TEXT:
= Kamaipuʻupaʻa =

Hawaiian priestess and Royal Mistress to Kamehameha V

Kamaipuʻupaʻa (floruit c. 1845–1876) was a Hawaiian kahuna wahine (priestess) who served in the court of King Kamehameha V during the Hawaiian Kingdom. Contemporary accounts describe her as a healer and religious figure who held a prominent place in the king's household and served as his mistress. She appears in several nineteenth-century sources and legal records, reflecting her visibility during the king's reign.

== Life ==
Her name Kamaipuʻupaʻa means 'the virgin' in the Hawaiian language. Kamaipuʻupaʻa was an aliʻi (chiefess) from the island of Molokaʻi. She was a healer and kahuna wahine (priestess) who first caught the attention of Prince Lot Kapuāiwa, the future King Kamehameha V (r. 1863–1872), in the 1850s. She served in the household and court of the king when he ascended to the throne in 1863. Her position entitled her to a full purse and a retinue of servants. The king allegedly often consulted her to determine auspicious days for travel. Contemporary sources also described her as the king's mistress. The foreign community disparaged her as a "sorceress". American traveler William Root Bliss, who visited Hawaii in 1872, described her as "a nervous, magnetic woman, shrewd, intelligent, and adept to a wonderful degree." Bliss repeated a popular story in which Kamaipuʻupaʻa linked the February 1871 earthquake on Lānaʻi to a spiritual offense after a foreigner rode the king's horse, which was believed to be inhabited by the spirit of a deceased Hawaiian chief. To appease the spirit, the horse was led through the streets of Honolulu in a ritual manner and was never saddled again.

DATA PROVIDED:
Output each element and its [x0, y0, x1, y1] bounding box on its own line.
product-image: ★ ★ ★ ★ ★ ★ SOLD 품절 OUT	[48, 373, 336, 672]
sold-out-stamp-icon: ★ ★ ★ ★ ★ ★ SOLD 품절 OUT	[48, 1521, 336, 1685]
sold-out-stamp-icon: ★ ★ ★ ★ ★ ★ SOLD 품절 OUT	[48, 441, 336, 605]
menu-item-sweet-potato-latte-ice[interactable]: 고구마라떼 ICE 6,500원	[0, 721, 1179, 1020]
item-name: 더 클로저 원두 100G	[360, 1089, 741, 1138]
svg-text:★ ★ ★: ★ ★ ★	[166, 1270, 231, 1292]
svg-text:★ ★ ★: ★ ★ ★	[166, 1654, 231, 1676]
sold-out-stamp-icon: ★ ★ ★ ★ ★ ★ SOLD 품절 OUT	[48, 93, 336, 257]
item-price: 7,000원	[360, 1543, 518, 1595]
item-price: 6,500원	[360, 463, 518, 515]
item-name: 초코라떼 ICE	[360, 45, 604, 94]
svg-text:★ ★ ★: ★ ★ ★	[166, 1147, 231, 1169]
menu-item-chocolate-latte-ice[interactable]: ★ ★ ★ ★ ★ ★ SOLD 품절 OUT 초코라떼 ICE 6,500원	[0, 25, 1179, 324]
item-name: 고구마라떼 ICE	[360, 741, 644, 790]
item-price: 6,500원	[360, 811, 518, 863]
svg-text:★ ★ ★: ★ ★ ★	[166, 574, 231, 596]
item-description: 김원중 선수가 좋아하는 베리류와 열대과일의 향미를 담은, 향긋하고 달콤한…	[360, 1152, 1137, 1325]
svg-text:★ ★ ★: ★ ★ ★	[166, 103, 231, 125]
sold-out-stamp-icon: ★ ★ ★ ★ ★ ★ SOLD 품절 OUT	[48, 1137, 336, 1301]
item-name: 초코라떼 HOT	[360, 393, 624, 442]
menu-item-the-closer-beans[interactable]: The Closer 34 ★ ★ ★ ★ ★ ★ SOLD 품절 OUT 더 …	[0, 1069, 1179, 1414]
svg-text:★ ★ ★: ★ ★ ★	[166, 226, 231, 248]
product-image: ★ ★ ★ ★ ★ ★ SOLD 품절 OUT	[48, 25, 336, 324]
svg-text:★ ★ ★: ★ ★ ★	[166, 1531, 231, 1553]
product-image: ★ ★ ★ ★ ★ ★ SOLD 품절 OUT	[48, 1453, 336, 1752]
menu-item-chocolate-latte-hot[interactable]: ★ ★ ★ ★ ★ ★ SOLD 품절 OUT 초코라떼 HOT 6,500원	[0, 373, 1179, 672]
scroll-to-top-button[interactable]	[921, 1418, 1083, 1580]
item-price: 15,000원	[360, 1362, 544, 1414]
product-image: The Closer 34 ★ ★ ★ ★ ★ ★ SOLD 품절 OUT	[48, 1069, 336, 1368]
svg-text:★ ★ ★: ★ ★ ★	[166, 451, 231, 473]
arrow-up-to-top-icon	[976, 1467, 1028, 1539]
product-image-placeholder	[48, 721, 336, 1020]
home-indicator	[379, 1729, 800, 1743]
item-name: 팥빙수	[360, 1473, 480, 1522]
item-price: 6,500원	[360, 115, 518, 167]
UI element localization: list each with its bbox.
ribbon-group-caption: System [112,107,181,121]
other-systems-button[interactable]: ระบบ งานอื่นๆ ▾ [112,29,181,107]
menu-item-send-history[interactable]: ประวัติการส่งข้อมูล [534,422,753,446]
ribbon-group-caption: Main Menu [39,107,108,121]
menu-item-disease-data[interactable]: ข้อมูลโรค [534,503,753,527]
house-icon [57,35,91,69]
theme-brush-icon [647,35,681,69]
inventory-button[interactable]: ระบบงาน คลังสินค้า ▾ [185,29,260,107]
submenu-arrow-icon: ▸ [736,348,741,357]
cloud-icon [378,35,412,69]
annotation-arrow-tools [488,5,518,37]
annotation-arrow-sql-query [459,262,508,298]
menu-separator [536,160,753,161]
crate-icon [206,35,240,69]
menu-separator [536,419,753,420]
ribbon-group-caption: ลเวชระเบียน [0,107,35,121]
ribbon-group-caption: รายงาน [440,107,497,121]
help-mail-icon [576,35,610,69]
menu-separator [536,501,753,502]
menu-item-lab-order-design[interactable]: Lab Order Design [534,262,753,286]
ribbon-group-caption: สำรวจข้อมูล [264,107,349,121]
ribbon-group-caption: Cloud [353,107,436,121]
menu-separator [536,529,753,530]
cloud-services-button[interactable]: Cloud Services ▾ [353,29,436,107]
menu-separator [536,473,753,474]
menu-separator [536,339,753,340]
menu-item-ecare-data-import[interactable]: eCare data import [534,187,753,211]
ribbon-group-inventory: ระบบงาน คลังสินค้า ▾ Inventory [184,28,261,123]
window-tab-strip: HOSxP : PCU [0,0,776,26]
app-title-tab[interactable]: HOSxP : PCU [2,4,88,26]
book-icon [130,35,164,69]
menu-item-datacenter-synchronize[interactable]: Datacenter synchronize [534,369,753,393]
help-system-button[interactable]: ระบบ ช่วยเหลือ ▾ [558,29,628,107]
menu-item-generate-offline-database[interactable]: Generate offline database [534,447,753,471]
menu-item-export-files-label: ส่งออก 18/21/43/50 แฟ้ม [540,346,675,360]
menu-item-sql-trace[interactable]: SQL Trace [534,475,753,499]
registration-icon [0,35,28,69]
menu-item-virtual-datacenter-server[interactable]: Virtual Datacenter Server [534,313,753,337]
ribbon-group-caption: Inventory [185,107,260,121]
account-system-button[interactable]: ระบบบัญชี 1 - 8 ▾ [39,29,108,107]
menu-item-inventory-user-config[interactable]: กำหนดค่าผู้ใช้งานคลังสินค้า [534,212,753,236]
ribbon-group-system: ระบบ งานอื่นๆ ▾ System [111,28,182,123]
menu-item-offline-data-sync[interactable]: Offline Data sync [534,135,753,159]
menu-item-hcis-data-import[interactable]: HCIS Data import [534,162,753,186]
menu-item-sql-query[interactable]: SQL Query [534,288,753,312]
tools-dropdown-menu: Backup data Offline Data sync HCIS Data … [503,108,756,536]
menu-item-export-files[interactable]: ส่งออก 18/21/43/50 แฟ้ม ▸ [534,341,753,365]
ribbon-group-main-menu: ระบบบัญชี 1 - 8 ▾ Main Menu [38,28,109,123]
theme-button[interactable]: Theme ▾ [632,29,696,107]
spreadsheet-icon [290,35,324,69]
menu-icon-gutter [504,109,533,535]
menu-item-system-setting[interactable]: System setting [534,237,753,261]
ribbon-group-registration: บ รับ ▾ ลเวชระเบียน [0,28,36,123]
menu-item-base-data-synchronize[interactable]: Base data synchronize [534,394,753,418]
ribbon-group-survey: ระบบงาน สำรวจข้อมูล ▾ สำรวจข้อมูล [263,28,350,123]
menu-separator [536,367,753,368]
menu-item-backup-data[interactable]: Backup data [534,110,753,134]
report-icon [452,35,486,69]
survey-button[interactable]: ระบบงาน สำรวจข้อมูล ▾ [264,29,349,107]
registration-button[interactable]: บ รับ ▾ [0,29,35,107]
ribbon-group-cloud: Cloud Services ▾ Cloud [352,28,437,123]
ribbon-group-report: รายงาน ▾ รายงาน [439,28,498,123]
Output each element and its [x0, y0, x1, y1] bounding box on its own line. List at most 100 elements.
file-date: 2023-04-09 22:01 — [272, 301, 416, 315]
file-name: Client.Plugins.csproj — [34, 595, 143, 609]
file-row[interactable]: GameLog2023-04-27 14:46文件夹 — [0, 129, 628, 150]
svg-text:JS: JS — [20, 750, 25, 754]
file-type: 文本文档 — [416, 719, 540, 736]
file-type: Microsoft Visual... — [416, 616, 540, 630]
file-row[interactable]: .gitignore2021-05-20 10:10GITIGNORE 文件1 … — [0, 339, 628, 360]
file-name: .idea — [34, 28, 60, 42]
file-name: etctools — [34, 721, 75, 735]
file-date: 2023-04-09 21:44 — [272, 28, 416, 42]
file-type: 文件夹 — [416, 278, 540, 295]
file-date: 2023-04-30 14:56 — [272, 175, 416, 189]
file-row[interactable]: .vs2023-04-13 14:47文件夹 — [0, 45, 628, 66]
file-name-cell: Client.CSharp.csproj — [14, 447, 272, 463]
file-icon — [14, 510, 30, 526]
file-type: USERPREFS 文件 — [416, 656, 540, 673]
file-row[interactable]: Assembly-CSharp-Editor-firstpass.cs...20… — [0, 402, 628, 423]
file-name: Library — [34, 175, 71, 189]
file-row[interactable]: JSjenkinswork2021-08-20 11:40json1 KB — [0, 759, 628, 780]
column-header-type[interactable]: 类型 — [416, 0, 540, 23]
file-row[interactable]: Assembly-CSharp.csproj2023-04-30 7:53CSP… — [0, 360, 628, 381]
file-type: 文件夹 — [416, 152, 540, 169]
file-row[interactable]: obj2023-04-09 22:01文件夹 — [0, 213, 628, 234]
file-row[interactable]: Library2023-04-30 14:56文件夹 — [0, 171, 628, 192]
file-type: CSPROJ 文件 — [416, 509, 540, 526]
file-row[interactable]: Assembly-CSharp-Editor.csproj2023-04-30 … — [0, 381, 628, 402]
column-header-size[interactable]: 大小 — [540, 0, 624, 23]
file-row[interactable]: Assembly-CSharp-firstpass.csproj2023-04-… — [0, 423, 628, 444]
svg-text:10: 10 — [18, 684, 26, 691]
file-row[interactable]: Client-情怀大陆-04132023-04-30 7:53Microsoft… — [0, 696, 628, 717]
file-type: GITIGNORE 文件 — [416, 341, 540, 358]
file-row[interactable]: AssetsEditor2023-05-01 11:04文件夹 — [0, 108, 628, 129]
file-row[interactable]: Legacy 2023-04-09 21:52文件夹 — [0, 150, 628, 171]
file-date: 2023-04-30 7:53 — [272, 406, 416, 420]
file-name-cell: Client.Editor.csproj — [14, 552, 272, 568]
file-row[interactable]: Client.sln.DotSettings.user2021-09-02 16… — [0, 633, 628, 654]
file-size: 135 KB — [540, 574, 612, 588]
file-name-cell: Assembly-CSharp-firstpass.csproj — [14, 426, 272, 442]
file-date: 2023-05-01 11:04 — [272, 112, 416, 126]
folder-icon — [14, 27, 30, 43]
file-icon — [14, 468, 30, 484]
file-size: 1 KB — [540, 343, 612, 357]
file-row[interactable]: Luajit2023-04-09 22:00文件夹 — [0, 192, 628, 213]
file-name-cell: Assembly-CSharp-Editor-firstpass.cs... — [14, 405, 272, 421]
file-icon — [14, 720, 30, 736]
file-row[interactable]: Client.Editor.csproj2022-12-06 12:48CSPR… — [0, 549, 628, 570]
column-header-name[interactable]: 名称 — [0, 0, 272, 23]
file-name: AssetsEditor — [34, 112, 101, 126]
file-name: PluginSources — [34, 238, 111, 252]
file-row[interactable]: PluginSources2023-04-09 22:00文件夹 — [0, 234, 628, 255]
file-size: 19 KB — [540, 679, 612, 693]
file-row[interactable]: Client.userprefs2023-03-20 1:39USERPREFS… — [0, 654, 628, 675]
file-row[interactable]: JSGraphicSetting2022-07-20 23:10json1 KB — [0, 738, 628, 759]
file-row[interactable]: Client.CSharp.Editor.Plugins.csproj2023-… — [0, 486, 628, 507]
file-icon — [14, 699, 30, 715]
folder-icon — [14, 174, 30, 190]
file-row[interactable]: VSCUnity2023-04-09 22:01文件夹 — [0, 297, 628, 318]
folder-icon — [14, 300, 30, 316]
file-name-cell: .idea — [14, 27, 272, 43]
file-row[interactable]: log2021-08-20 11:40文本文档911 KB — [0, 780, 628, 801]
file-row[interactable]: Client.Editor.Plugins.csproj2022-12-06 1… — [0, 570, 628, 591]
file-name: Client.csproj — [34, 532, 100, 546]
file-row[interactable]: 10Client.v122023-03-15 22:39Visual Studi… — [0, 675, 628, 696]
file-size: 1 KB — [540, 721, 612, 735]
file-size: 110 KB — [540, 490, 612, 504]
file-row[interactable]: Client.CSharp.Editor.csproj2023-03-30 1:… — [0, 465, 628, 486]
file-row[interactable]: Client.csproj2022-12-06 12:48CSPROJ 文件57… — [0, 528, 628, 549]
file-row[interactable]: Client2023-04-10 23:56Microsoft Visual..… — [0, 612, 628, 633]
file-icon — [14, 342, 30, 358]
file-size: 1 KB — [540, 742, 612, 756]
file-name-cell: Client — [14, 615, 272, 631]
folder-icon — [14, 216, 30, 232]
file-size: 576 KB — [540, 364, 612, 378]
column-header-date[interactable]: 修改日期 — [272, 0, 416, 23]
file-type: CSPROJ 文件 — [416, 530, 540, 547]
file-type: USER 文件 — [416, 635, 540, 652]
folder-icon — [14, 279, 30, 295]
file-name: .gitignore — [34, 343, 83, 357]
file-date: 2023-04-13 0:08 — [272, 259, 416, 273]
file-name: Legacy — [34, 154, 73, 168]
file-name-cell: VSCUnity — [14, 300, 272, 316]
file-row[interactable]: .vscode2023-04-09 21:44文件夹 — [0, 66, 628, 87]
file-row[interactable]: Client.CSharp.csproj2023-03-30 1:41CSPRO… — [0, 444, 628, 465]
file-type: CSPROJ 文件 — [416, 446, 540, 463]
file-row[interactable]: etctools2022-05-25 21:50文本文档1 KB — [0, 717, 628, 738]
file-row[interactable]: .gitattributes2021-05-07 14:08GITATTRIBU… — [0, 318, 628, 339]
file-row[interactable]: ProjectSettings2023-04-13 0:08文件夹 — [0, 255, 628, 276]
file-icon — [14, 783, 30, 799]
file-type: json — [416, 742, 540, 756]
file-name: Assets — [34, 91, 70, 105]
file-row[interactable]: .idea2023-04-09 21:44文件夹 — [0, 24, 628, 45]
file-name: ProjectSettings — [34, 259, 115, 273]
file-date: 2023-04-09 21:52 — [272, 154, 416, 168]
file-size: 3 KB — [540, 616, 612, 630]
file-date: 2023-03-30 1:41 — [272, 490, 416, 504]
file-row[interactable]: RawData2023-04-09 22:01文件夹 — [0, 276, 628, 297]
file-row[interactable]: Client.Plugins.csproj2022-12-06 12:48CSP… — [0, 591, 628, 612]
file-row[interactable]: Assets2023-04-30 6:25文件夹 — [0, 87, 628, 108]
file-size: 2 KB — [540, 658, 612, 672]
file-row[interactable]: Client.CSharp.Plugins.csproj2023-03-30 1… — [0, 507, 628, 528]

TASK INSTRUCTIONS:
1 > Answer these questions from the text on Kamaipuʻupaʻa:
(a) During which years did she flourish?
(b) From which island did she come?
(c) In what year did William Root Bliss visit Hawaii?
2 > State whether each statement agrees with the text on Kamaipuʻupaʻa, and quote the words that decide it:
(a) Her name means "the virgin" in the Hawaiian language.
(b) The earthquake in the popular story took place on Molokaʻi.
(c) After the ritual, the king's horse was saddled only on special occasions.

TASK-BY-TASK RESULTS:
1 >
(a) c. 1845–1876
(b) Molokaʻi
(c) 1872

2 >
(a) Yes: "Her name Kamaipuʻupaʻa means 'the virgin' in the Hawaiian language."
(b) No: "the February 1871 earthquake on Lānaʻi"
(c) No: "was never saddled again"